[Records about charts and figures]

****************************************

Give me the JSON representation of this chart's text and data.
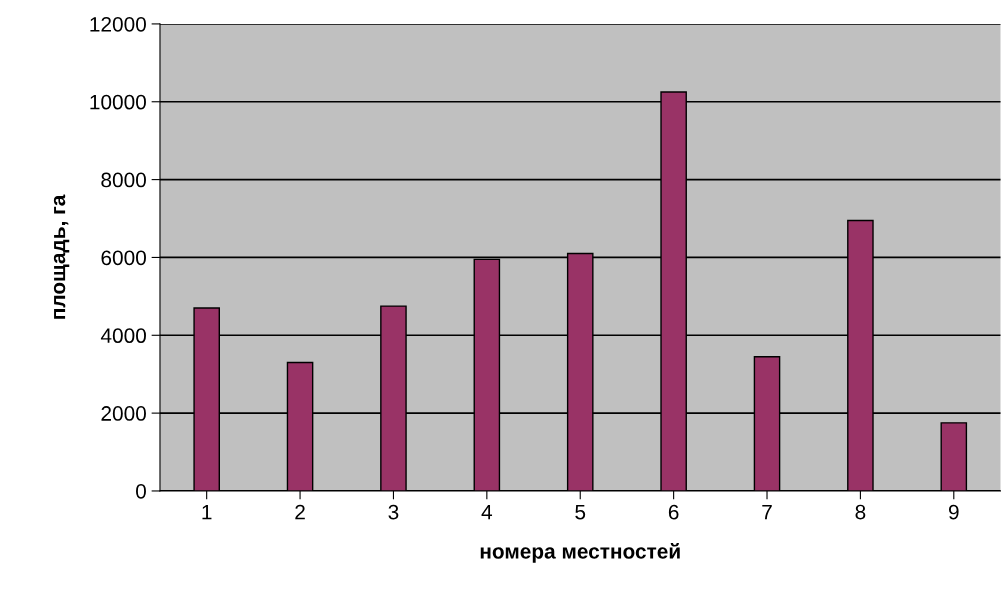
{
  "chart_data": {
    "type": "bar",
    "xlabel": "номера местностей",
    "ylabel": "площадь, га",
    "categories": [
      "1",
      "2",
      "3",
      "4",
      "5",
      "6",
      "7",
      "8",
      "9"
    ],
    "values": [
      4700,
      3300,
      4750,
      5950,
      6100,
      10250,
      3450,
      6950,
      1750
    ],
    "color": "#993366",
    "ylim": [
      0,
      12000
    ],
    "yticks": [
      0,
      2000,
      4000,
      6000,
      8000,
      10000,
      12000
    ],
    "grid": "y",
    "legend": false
  }
}
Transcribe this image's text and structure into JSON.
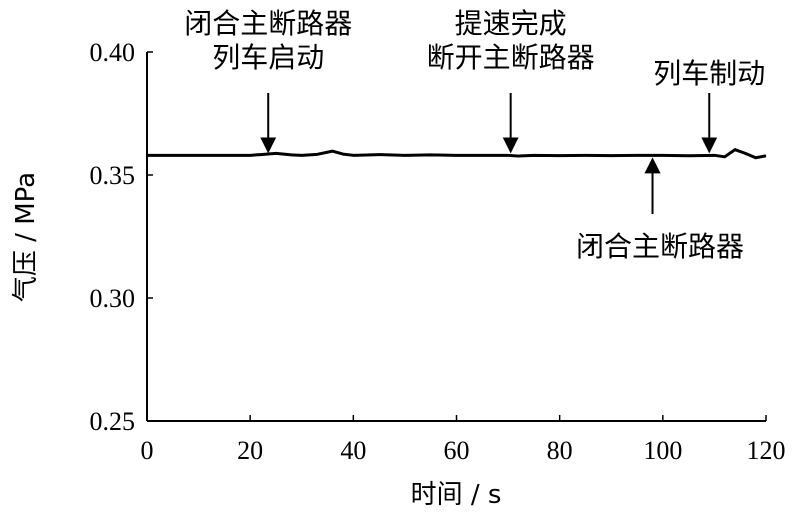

****************************************

**GIVEN REQUEST:**
Repeat each record exactly, with the pictures left out.

**EXERCISE RESPONSE:**
Give me the JSON representation of this chart's text and data.
{
  "chart_data": {
    "type": "bar",
    "xlabel": "номера местностей",
    "ylabel": "площадь, га",
    "categories": [
      "1",
      "2",
      "3",
      "4",
      "5",
      "6",
      "7",
      "8",
      "9"
    ],
    "values": [
      4700,
      3300,
      4750,
      5950,
      6100,
      10250,
      3450,
      6950,
      1750
    ],
    "color": "#993366",
    "ylim": [
      0,
      12000
    ],
    "yticks": [
      0,
      2000,
      4000,
      6000,
      8000,
      10000,
      12000
    ],
    "grid": "y",
    "legend": false
  }
}
Transcribe this image's text and structure into JSON.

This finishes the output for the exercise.